#### RECORD LIST ####

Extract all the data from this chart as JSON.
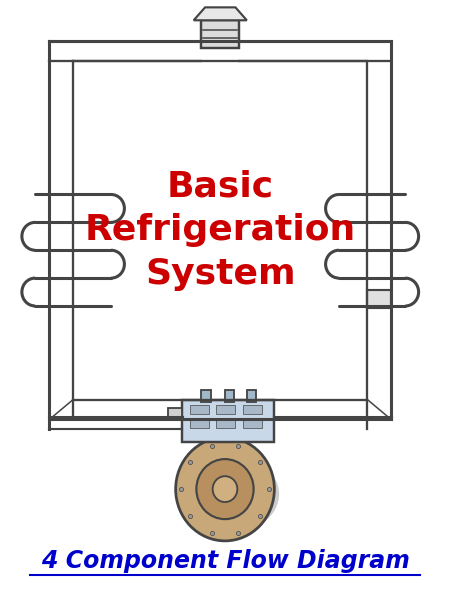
{
  "title": "Basic\nRefrigeration\nSystem",
  "title_color": "#CC0000",
  "subtitle": "4 Component Flow Diagram",
  "subtitle_color": "#0000CC",
  "bg_color": "#FFFFFF",
  "line_color": "#444444",
  "line_width": 2.2,
  "fig_width": 4.5,
  "fig_height": 6.0
}
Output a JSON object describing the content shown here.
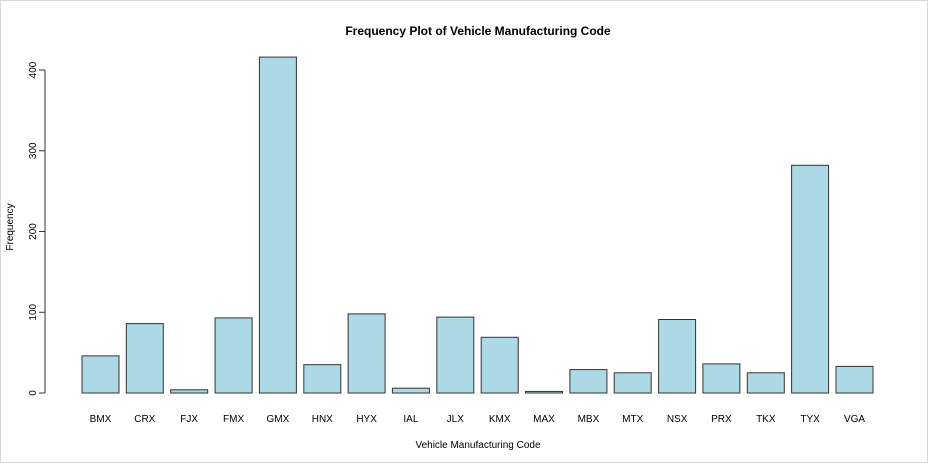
{
  "chart_data": {
    "type": "bar",
    "title": "Frequency Plot of Vehicle Manufacturing Code",
    "xlabel": "Vehicle Manufacturing Code",
    "ylabel": "Frequency",
    "categories": [
      "BMX",
      "CRX",
      "FJX",
      "FMX",
      "GMX",
      "HNX",
      "HYX",
      "IAL",
      "JLX",
      "KMX",
      "MAX",
      "MBX",
      "MTX",
      "NSX",
      "PRX",
      "TKX",
      "TYX",
      "VGA"
    ],
    "values": [
      46,
      86,
      4,
      93,
      416,
      35,
      98,
      6,
      94,
      69,
      2,
      29,
      25,
      91,
      36,
      25,
      282,
      33
    ],
    "yticks": [
      0,
      100,
      200,
      300,
      400
    ],
    "ylim": [
      0,
      416
    ],
    "bar_color": "#add8e6",
    "bar_border_color": "#333333",
    "grid": false,
    "legend": "none"
  }
}
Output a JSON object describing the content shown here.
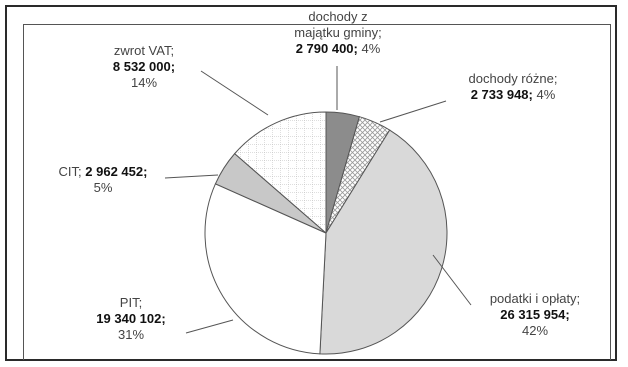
{
  "chart_data": {
    "type": "pie",
    "title": "",
    "slices": [
      {
        "name": "dochody z majątku gminy",
        "value": 2790400,
        "value_label": "2 790 400;",
        "percent": "4%",
        "fill": "#8c8c8c",
        "pattern": "solid"
      },
      {
        "name": "dochody różne",
        "value": 2733948,
        "value_label": "2 733 948;",
        "percent": "4%",
        "fill": "#ffffff",
        "pattern": "crosshatch"
      },
      {
        "name": "podatki i opłaty",
        "value": 26315954,
        "value_label": "26 315 954;",
        "percent": "42%",
        "fill": "#d9d9d9",
        "pattern": "solid"
      },
      {
        "name": "PIT",
        "value": 19340102,
        "value_label": "19 340 102;",
        "percent": "31%",
        "fill": "#ffffff",
        "pattern": "solid"
      },
      {
        "name": "CIT",
        "value": 2962452,
        "value_label": "2 962 452;",
        "percent": "5%",
        "fill": "#c8c8c8",
        "pattern": "solid"
      },
      {
        "name": "zwrot VAT",
        "value": 8532000,
        "value_label": "8 532 000;",
        "percent": "14%",
        "fill": "#ffffff",
        "pattern": "grid"
      }
    ]
  },
  "labels": {
    "majatek": {
      "line1": "dochody z",
      "line2": "majątku gminy;",
      "value": "2 790 400;",
      "percent": "4%"
    },
    "rozne": {
      "line1": "dochody różne;",
      "value": "2 733 948;",
      "percent": "4%"
    },
    "podatki": {
      "line1": "podatki i opłaty;",
      "value": "26 315 954;",
      "percent": "42%"
    },
    "pit": {
      "line1": "PIT;",
      "value": "19 340 102;",
      "percent": "31%"
    },
    "cit": {
      "line1": "CIT;",
      "value": "2 962 452;",
      "percent": "5%"
    },
    "vat": {
      "line1": "zwrot VAT;",
      "value": "8 532 000;",
      "percent": "14%"
    }
  },
  "colors": {
    "border": "#2a2a2a",
    "slice_stroke": "#555555"
  }
}
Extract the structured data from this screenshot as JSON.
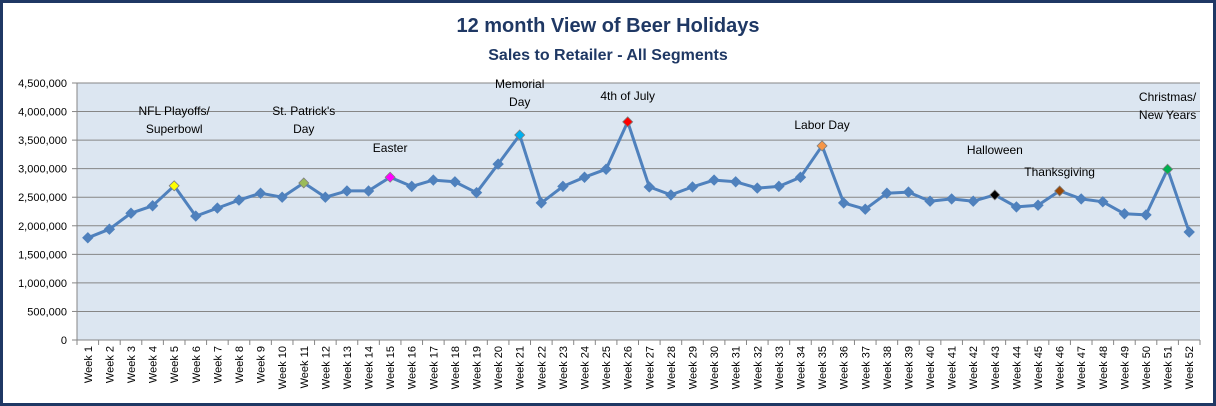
{
  "chart_data": {
    "type": "line",
    "title": "12 month View of Beer Holidays",
    "subtitle": "Sales to Retailer - All Segments",
    "xlabel": "",
    "ylabel": "",
    "ylim": [
      0,
      4500000
    ],
    "yticks": [
      0,
      500000,
      1000000,
      1500000,
      2000000,
      2500000,
      3000000,
      3500000,
      4000000,
      4500000
    ],
    "ytick_labels": [
      "0",
      "500,000",
      "1,000,000",
      "1,500,000",
      "2,000,000",
      "2,500,000",
      "3,000,000",
      "3,500,000",
      "4,000,000",
      "4,500,000"
    ],
    "grid": true,
    "legend": "none",
    "categories": [
      "Week 1",
      "Week 2",
      "Week 3",
      "Week 4",
      "Week 5",
      "Week 6",
      "Week 7",
      "Week 8",
      "Week 9",
      "Week 10",
      "Week 11",
      "Week 12",
      "Week 13",
      "Week 14",
      "Week 15",
      "Week 16",
      "Week 17",
      "Week 18",
      "Week 19",
      "Week 20",
      "Week 21",
      "Week 22",
      "Week 23",
      "Week 24",
      "Week 25",
      "Week 26",
      "Week 27",
      "Week 28",
      "Week 29",
      "Week 30",
      "Week 31",
      "Week 32",
      "Week 33",
      "Week 34",
      "Week 35",
      "Week 36",
      "Week 37",
      "Week 38",
      "Week 39",
      "Week 40",
      "Week 41",
      "Week 42",
      "Week 43",
      "Week 44",
      "Week 45",
      "Week 46",
      "Week 47",
      "Week 48",
      "Week 49",
      "Week 50",
      "Week 51",
      "Week 52"
    ],
    "series": [
      {
        "name": "Sales",
        "color": "#4f81bd",
        "values": [
          1790000,
          1940000,
          2220000,
          2350000,
          2700000,
          2170000,
          2310000,
          2450000,
          2570000,
          2500000,
          2750000,
          2500000,
          2610000,
          2610000,
          2850000,
          2690000,
          2800000,
          2770000,
          2580000,
          3080000,
          3590000,
          2400000,
          2690000,
          2850000,
          2990000,
          3820000,
          2680000,
          2540000,
          2680000,
          2800000,
          2770000,
          2660000,
          2690000,
          2850000,
          3400000,
          2400000,
          2290000,
          2570000,
          2590000,
          2430000,
          2470000,
          2430000,
          2540000,
          2330000,
          2360000,
          2610000,
          2470000,
          2420000,
          2210000,
          2190000,
          2990000,
          1890000
        ]
      }
    ],
    "annotations": [
      {
        "week": 5,
        "lines": [
          "NFL Playoffs/",
          "Superbowl"
        ],
        "marker_color": "#ffff00"
      },
      {
        "week": 11,
        "lines": [
          "St. Patrick's",
          "Day"
        ],
        "marker_color": "#9bbb59"
      },
      {
        "week": 15,
        "lines": [
          "Easter"
        ],
        "marker_color": "#ff00ff"
      },
      {
        "week": 21,
        "lines": [
          "Memorial",
          "Day"
        ],
        "marker_color": "#00b0f0"
      },
      {
        "week": 26,
        "lines": [
          "4th of July"
        ],
        "marker_color": "#ff0000"
      },
      {
        "week": 35,
        "lines": [
          "Labor Day"
        ],
        "marker_color": "#f79646"
      },
      {
        "week": 43,
        "lines": [
          "Halloween"
        ],
        "marker_color": "#000000"
      },
      {
        "week": 46,
        "lines": [
          "Thanksgiving"
        ],
        "marker_color": "#984807"
      },
      {
        "week": 51,
        "lines": [
          "Christmas/",
          "New Years"
        ],
        "marker_color": "#00b050"
      }
    ]
  },
  "colors": {
    "plot_bg": "#dce6f1",
    "border": "#1f3864",
    "grid": "#868686",
    "title": "#1f3864"
  }
}
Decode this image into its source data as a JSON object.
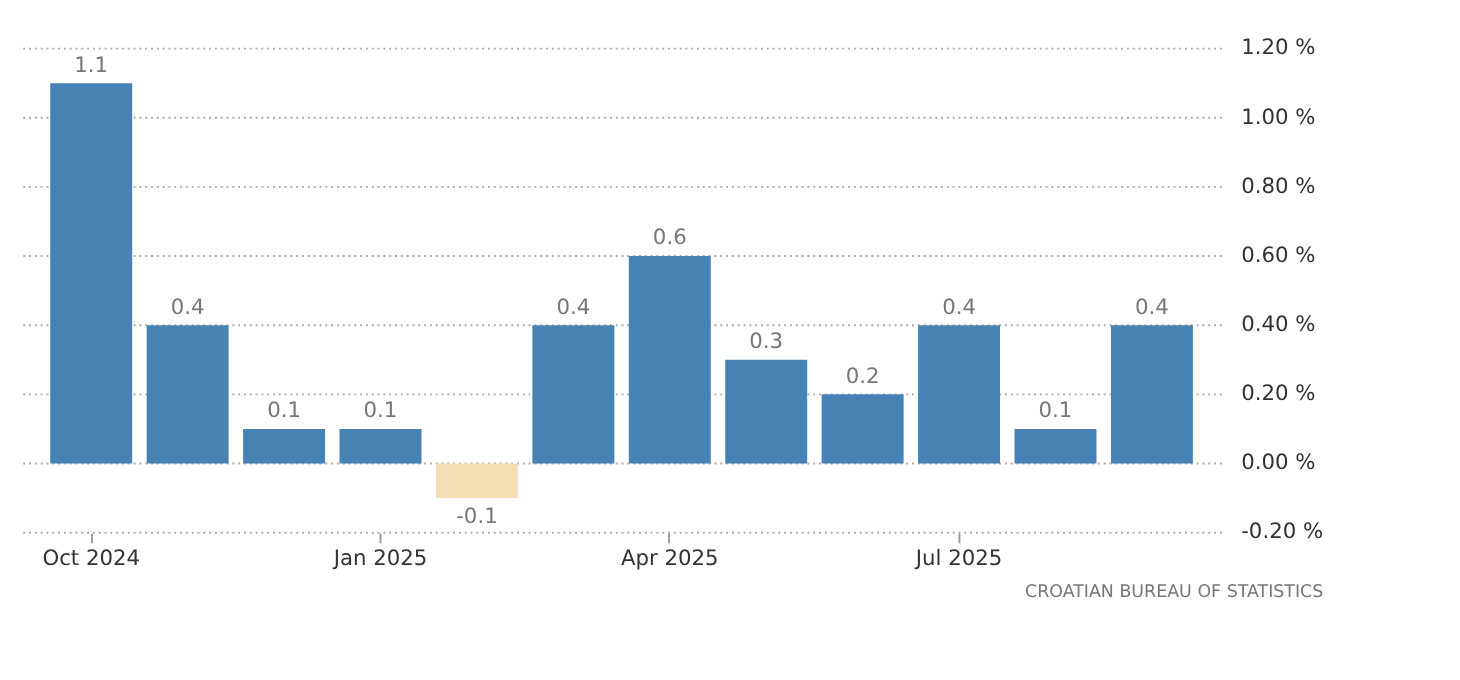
{
  "chart_data": {
    "type": "bar",
    "categories": [
      "Oct 2024",
      null,
      null,
      "Jan 2025",
      null,
      null,
      "Apr 2025",
      null,
      null,
      "Jul 2025",
      null,
      null
    ],
    "values": [
      1.1,
      0.4,
      0.1,
      0.1,
      -0.1,
      0.4,
      0.6,
      0.3,
      0.2,
      0.4,
      0.1,
      0.4
    ],
    "colors": [
      "#4682b4",
      "#4682b4",
      "#4682b4",
      "#4682b4",
      "#f5deb3",
      "#4682b4",
      "#4682b4",
      "#4682b4",
      "#4682b4",
      "#4682b4",
      "#4682b4",
      "#4682b4"
    ],
    "ylim": [
      -0.2,
      1.2
    ],
    "yticks": [
      {
        "value": -0.2,
        "label": "-0.20 %"
      },
      {
        "value": 0,
        "label": "0.00 %"
      },
      {
        "value": 0.2,
        "label": "0.20 %"
      },
      {
        "value": 0.4,
        "label": "0.40 %"
      },
      {
        "value": 0.6,
        "label": "0.60 %"
      },
      {
        "value": 0.8,
        "label": "0.80 %"
      },
      {
        "value": 1.0,
        "label": "1.00 %"
      },
      {
        "value": 1.2,
        "label": "1.20 %"
      }
    ],
    "grid": "y",
    "data_labels": true,
    "annotations": [
      "CROATIAN BUREAU OF STATISTICS"
    ]
  }
}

####

> [PROBLEM TO SOLVE]: Within the data above, count the lines that contain the string "majątku"; the reply is the number alone.

> [SOLUTION TO THE PROBLEM]: 2